What to do:
In the material below, identify each line bearing the word "name". Reproduce those lines.

Material:

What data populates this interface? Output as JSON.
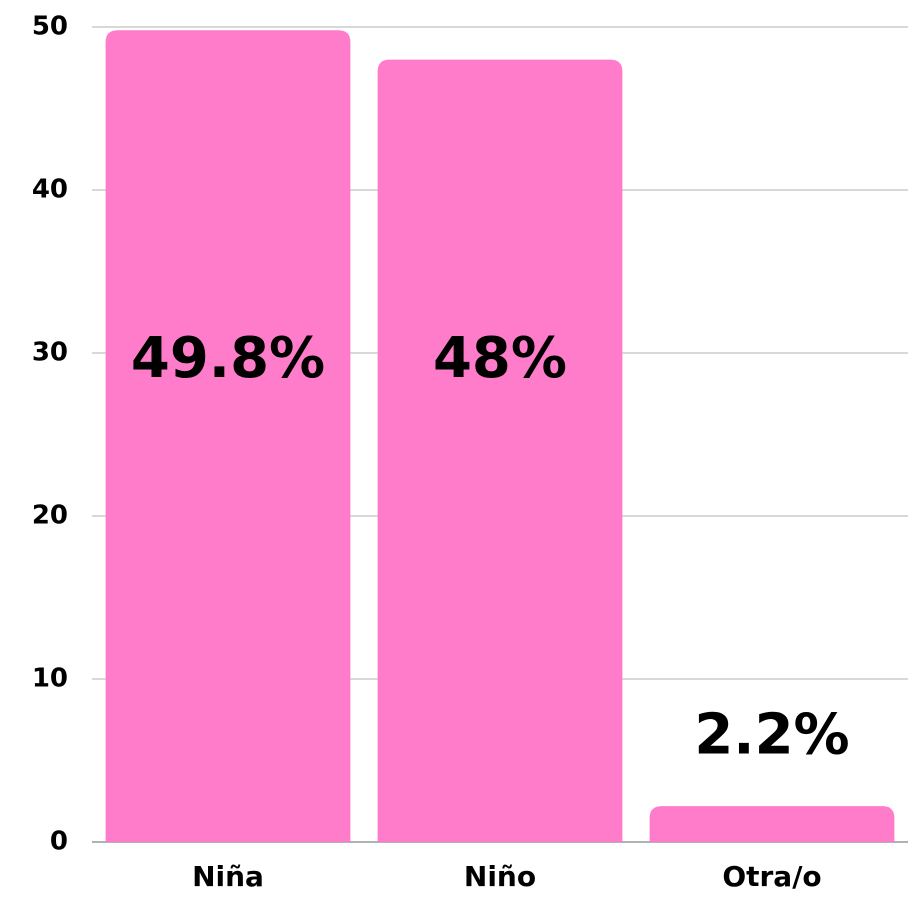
{
  "chart_data": {
    "type": "bar",
    "categories": [
      "Niña",
      "Niño",
      "Otra/o"
    ],
    "values": [
      49.8,
      48,
      2.2
    ],
    "value_labels": [
      "49.8%",
      "48%",
      "2.2%"
    ],
    "color": "#ff7ccb",
    "ylim": [
      0,
      50
    ],
    "yticks": [
      0,
      10,
      20,
      30,
      40,
      50
    ],
    "grid": true
  }
}
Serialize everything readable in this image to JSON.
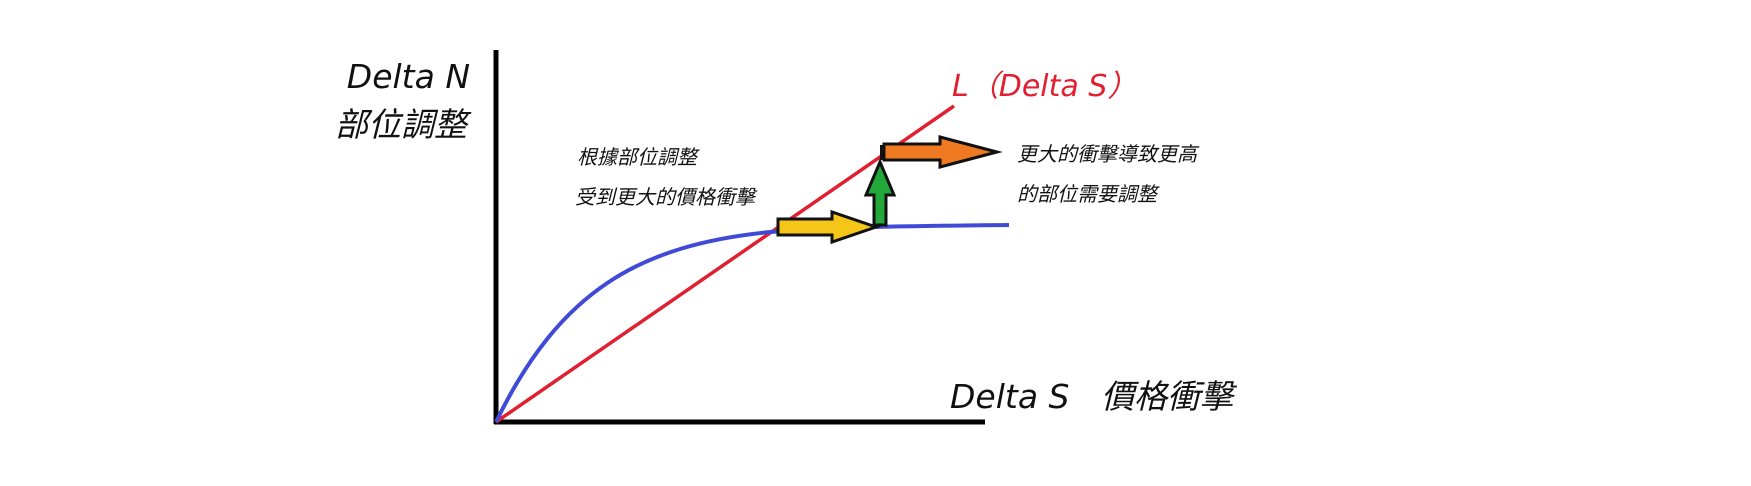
{
  "colors": {
    "background": "#ffffff",
    "axis": "#000000",
    "line_L": "#e02030",
    "curve": "#3f4bd6",
    "arrow_yellow": "#f5c518",
    "arrow_green": "#22a83a",
    "arrow_orange": "#f07a22",
    "arrow_outline": "#111111"
  },
  "y_axis": {
    "title_line1": "Delta N",
    "title_line2": "部位調整"
  },
  "x_axis": {
    "title": "Delta S   價格衝擊"
  },
  "line_L": {
    "label": "L（Delta S）"
  },
  "annotations": {
    "left_line1": "根據部位調整",
    "left_line2": "受到更大的價格衝擊",
    "right_line1": "更大的衝擊導致更高",
    "right_line2": "的部位需要調整"
  },
  "arrows": [
    {
      "name": "yellow-arrow",
      "direction": "right",
      "color": "yellow"
    },
    {
      "name": "green-arrow",
      "direction": "up",
      "color": "green"
    },
    {
      "name": "orange-arrow",
      "direction": "right",
      "color": "orange"
    }
  ]
}
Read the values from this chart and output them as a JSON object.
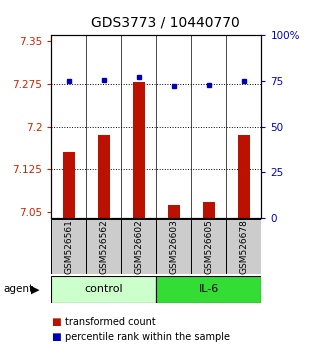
{
  "title": "GDS3773 / 10440770",
  "samples": [
    "GSM526561",
    "GSM526562",
    "GSM526602",
    "GSM526603",
    "GSM526605",
    "GSM526678"
  ],
  "bar_values": [
    7.155,
    7.185,
    7.278,
    7.063,
    7.068,
    7.185
  ],
  "percentile_values": [
    75.0,
    75.5,
    77.0,
    72.5,
    73.0,
    75.0
  ],
  "ylim_left": [
    7.04,
    7.36
  ],
  "ylim_right": [
    0,
    100
  ],
  "yticks_left": [
    7.05,
    7.125,
    7.2,
    7.275,
    7.35
  ],
  "yticks_right": [
    0,
    25,
    50,
    75,
    100
  ],
  "bar_color": "#bb1100",
  "dot_color": "#0000bb",
  "groups": [
    {
      "label": "control",
      "indices": [
        0,
        1,
        2
      ],
      "color": "#ccffcc"
    },
    {
      "label": "IL-6",
      "indices": [
        3,
        4,
        5
      ],
      "color": "#33dd33"
    }
  ],
  "agent_label": "agent",
  "legend_items": [
    {
      "color": "#bb1100",
      "label": "transformed count"
    },
    {
      "color": "#0000bb",
      "label": "percentile rank within the sample"
    }
  ],
  "grid_yticks": [
    7.125,
    7.2,
    7.275
  ],
  "title_fontsize": 10,
  "tick_fontsize": 7.5,
  "sample_fontsize": 6.5,
  "group_fontsize": 8,
  "legend_fontsize": 7
}
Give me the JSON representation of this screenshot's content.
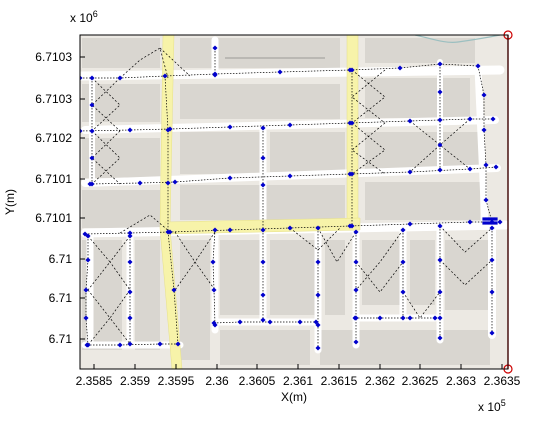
{
  "figure": {
    "y_exponent": {
      "base": "x 10",
      "power": "6"
    },
    "x_exponent": {
      "base": "x 10",
      "power": "5"
    },
    "xlabel": "X(m)",
    "ylabel": "Y(m)",
    "xticks": [
      "2.3585",
      "2.359",
      "2.3595",
      "2.36",
      "2.3605",
      "2.361",
      "2.3615",
      "2.362",
      "2.3625",
      "2.363",
      "2.3635"
    ],
    "yticks": [
      "6.7103",
      "6.7103",
      "6.7102",
      "6.7101",
      "6.7101",
      "6.71",
      "6.71",
      "6.71"
    ],
    "colors": {
      "map_bg": "#ece9e3",
      "block": "#d9d6d0",
      "road": "#ffffff",
      "highlight_road": "#f7f3a9",
      "node": "#0000cc",
      "path": "#000000",
      "boundary": "#cc0000"
    }
  }
}
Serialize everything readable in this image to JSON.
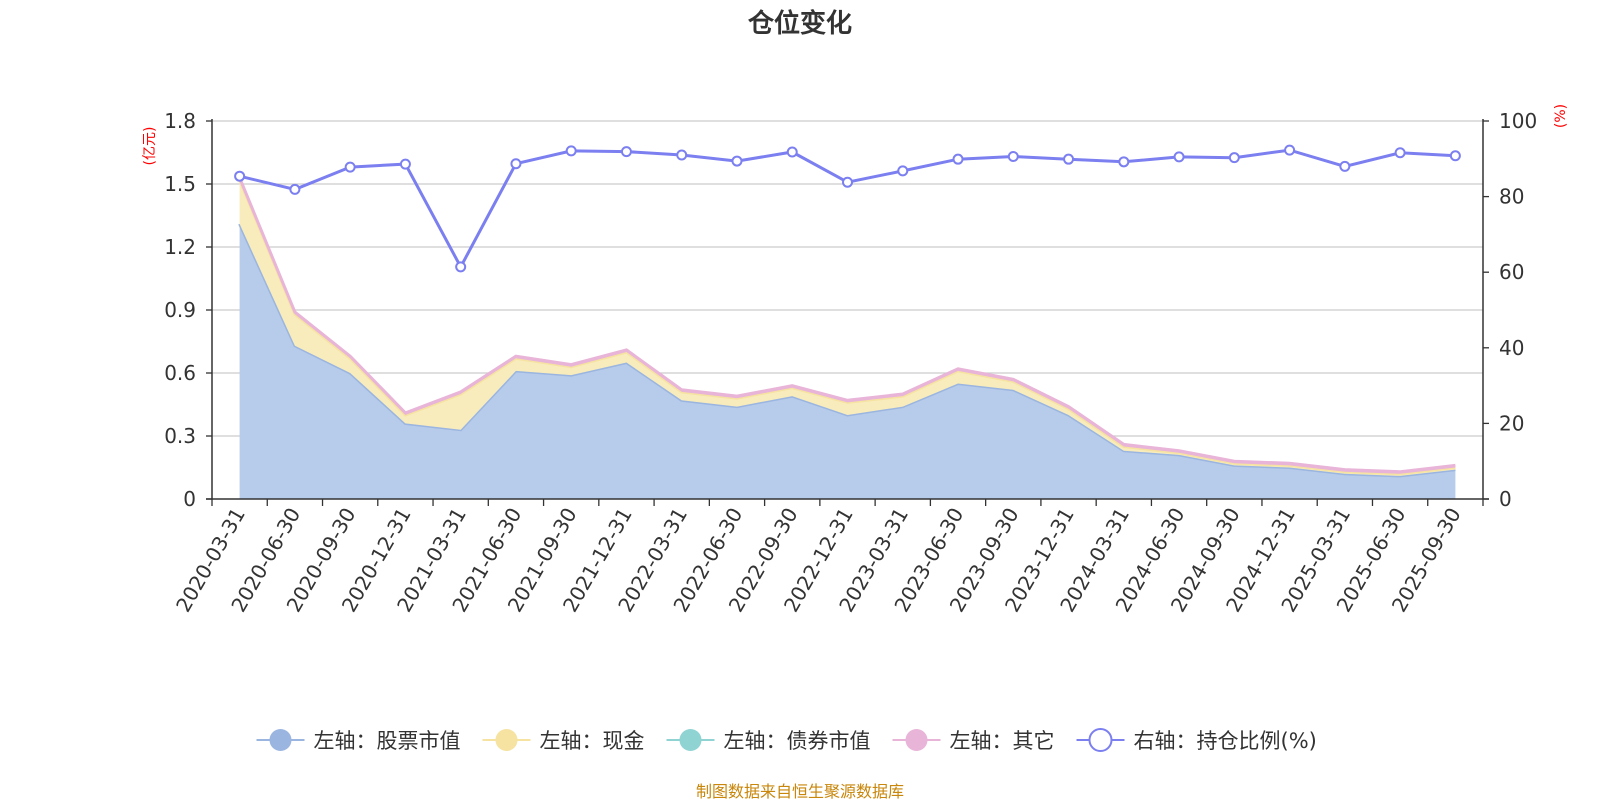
{
  "chart_data": {
    "type": "area",
    "title": "仓位变化",
    "categories": [
      "2020-03-31",
      "2020-06-30",
      "2020-09-30",
      "2020-12-31",
      "2021-03-31",
      "2021-06-30",
      "2021-09-30",
      "2021-12-31",
      "2022-03-31",
      "2022-06-30",
      "2022-09-30",
      "2022-12-31",
      "2023-03-31",
      "2023-06-30",
      "2023-09-30",
      "2023-12-31",
      "2024-03-31",
      "2024-06-30",
      "2024-09-30",
      "2024-12-31",
      "2025-03-31",
      "2025-06-30",
      "2025-09-30"
    ],
    "left_axis": {
      "unit": "(亿元)",
      "ylim": [
        0,
        1.8
      ],
      "ticks": [
        "0",
        "0.3",
        "0.6",
        "0.9",
        "1.2",
        "1.5",
        "1.8"
      ],
      "tick_values": [
        0,
        0.3,
        0.6,
        0.9,
        1.2,
        1.5,
        1.8
      ]
    },
    "right_axis": {
      "unit": "(%)",
      "ylim": [
        0,
        100
      ],
      "ticks": [
        "0",
        "20",
        "40",
        "60",
        "80",
        "100"
      ],
      "tick_values": [
        0,
        20,
        40,
        60,
        80,
        100
      ]
    },
    "grid": true,
    "legend_position": "bottom",
    "series": [
      {
        "name": "左轴：股票市值",
        "axis": "left",
        "type": "area",
        "color": "#9ab5e0",
        "fill": "#b7cbea",
        "values": [
          1.31,
          0.73,
          0.6,
          0.36,
          0.33,
          0.61,
          0.59,
          0.65,
          0.47,
          0.44,
          0.49,
          0.4,
          0.44,
          0.55,
          0.52,
          0.4,
          0.23,
          0.21,
          0.16,
          0.15,
          0.12,
          0.11,
          0.14
        ]
      },
      {
        "name": "左轴：现金",
        "axis": "left",
        "type": "area",
        "color": "#f6e3a1",
        "fill": "#f8ecbc",
        "values": [
          0.21,
          0.15,
          0.07,
          0.04,
          0.17,
          0.06,
          0.04,
          0.05,
          0.04,
          0.04,
          0.04,
          0.06,
          0.05,
          0.06,
          0.04,
          0.03,
          0.02,
          0.01,
          0.01,
          0.01,
          0.01,
          0.01,
          0.01
        ]
      },
      {
        "name": "左轴：债券市值",
        "axis": "left",
        "type": "area",
        "color": "#8fd3d3",
        "fill": "#8fd3d3",
        "values": [
          0,
          0,
          0,
          0,
          0,
          0,
          0,
          0,
          0,
          0,
          0,
          0,
          0,
          0,
          0,
          0,
          0,
          0,
          0,
          0,
          0,
          0,
          0
        ]
      },
      {
        "name": "左轴：其它",
        "axis": "left",
        "type": "area",
        "color": "#e8b4d8",
        "fill": "#e8b4d8",
        "values": [
          0.01,
          0.01,
          0.01,
          0.01,
          0.01,
          0.01,
          0.01,
          0.01,
          0.01,
          0.01,
          0.01,
          0.01,
          0.01,
          0.01,
          0.01,
          0.01,
          0.01,
          0.01,
          0.01,
          0.01,
          0.01,
          0.01,
          0.01
        ]
      },
      {
        "name": "右轴：持仓比例(%)",
        "axis": "right",
        "type": "line",
        "color": "#7b7ff0",
        "values": [
          85.4,
          81.9,
          87.8,
          88.6,
          61.4,
          88.7,
          92.1,
          91.9,
          91.0,
          89.4,
          91.8,
          83.8,
          86.8,
          89.9,
          90.6,
          89.9,
          89.2,
          90.5,
          90.3,
          92.3,
          88.0,
          91.6,
          90.8
        ]
      }
    ],
    "source_note": "制图数据来自恒生聚源数据库"
  }
}
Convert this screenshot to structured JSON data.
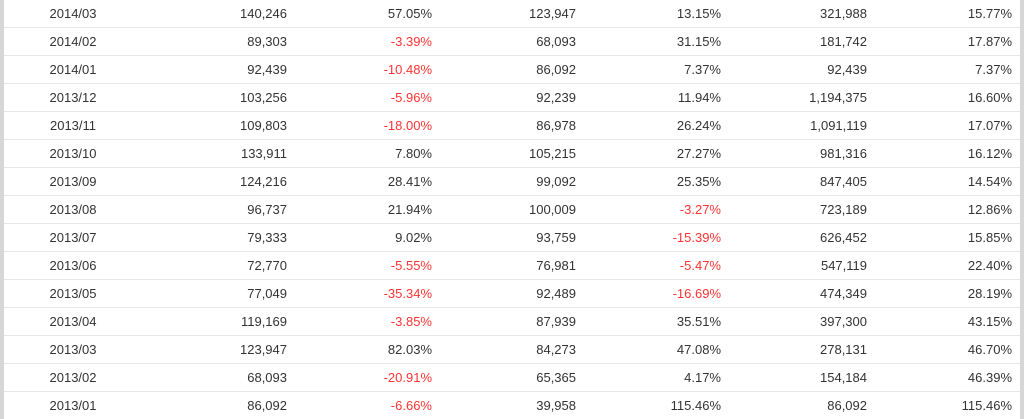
{
  "colors": {
    "text": "#333333",
    "negative": "#ff3333",
    "row_border": "#e6e6e6",
    "frame_border": "#d6d6d6",
    "background": "#ffffff"
  },
  "rows": [
    {
      "period": "2014/03",
      "v1": "140,246",
      "p1": "57.05%",
      "v2": "123,947",
      "p2": "13.15%",
      "v3": "321,988",
      "p3": "15.77%"
    },
    {
      "period": "2014/02",
      "v1": "89,303",
      "p1": "-3.39%",
      "v2": "68,093",
      "p2": "31.15%",
      "v3": "181,742",
      "p3": "17.87%"
    },
    {
      "period": "2014/01",
      "v1": "92,439",
      "p1": "-10.48%",
      "v2": "86,092",
      "p2": "7.37%",
      "v3": "92,439",
      "p3": "7.37%"
    },
    {
      "period": "2013/12",
      "v1": "103,256",
      "p1": "-5.96%",
      "v2": "92,239",
      "p2": "11.94%",
      "v3": "1,194,375",
      "p3": "16.60%"
    },
    {
      "period": "2013/11",
      "v1": "109,803",
      "p1": "-18.00%",
      "v2": "86,978",
      "p2": "26.24%",
      "v3": "1,091,119",
      "p3": "17.07%"
    },
    {
      "period": "2013/10",
      "v1": "133,911",
      "p1": "7.80%",
      "v2": "105,215",
      "p2": "27.27%",
      "v3": "981,316",
      "p3": "16.12%"
    },
    {
      "period": "2013/09",
      "v1": "124,216",
      "p1": "28.41%",
      "v2": "99,092",
      "p2": "25.35%",
      "v3": "847,405",
      "p3": "14.54%"
    },
    {
      "period": "2013/08",
      "v1": "96,737",
      "p1": "21.94%",
      "v2": "100,009",
      "p2": "-3.27%",
      "v3": "723,189",
      "p3": "12.86%"
    },
    {
      "period": "2013/07",
      "v1": "79,333",
      "p1": "9.02%",
      "v2": "93,759",
      "p2": "-15.39%",
      "v3": "626,452",
      "p3": "15.85%"
    },
    {
      "period": "2013/06",
      "v1": "72,770",
      "p1": "-5.55%",
      "v2": "76,981",
      "p2": "-5.47%",
      "v3": "547,119",
      "p3": "22.40%"
    },
    {
      "period": "2013/05",
      "v1": "77,049",
      "p1": "-35.34%",
      "v2": "92,489",
      "p2": "-16.69%",
      "v3": "474,349",
      "p3": "28.19%"
    },
    {
      "period": "2013/04",
      "v1": "119,169",
      "p1": "-3.85%",
      "v2": "87,939",
      "p2": "35.51%",
      "v3": "397,300",
      "p3": "43.15%"
    },
    {
      "period": "2013/03",
      "v1": "123,947",
      "p1": "82.03%",
      "v2": "84,273",
      "p2": "47.08%",
      "v3": "278,131",
      "p3": "46.70%"
    },
    {
      "period": "2013/02",
      "v1": "68,093",
      "p1": "-20.91%",
      "v2": "65,365",
      "p2": "4.17%",
      "v3": "154,184",
      "p3": "46.39%"
    },
    {
      "period": "2013/01",
      "v1": "86,092",
      "p1": "-6.66%",
      "v2": "39,958",
      "p2": "115.46%",
      "v3": "86,092",
      "p3": "115.46%"
    }
  ]
}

Task answer:
      "name": "yellow-arrow",
      "name": "green-arrow",
      "name": "orange-arrow",
        "name": "左轴：股票市值",
        "name": "左轴：现金",
        "name": "左轴：债券市值",
        "name": "左轴：其它",
        "name": "右轴：持仓比例(%)",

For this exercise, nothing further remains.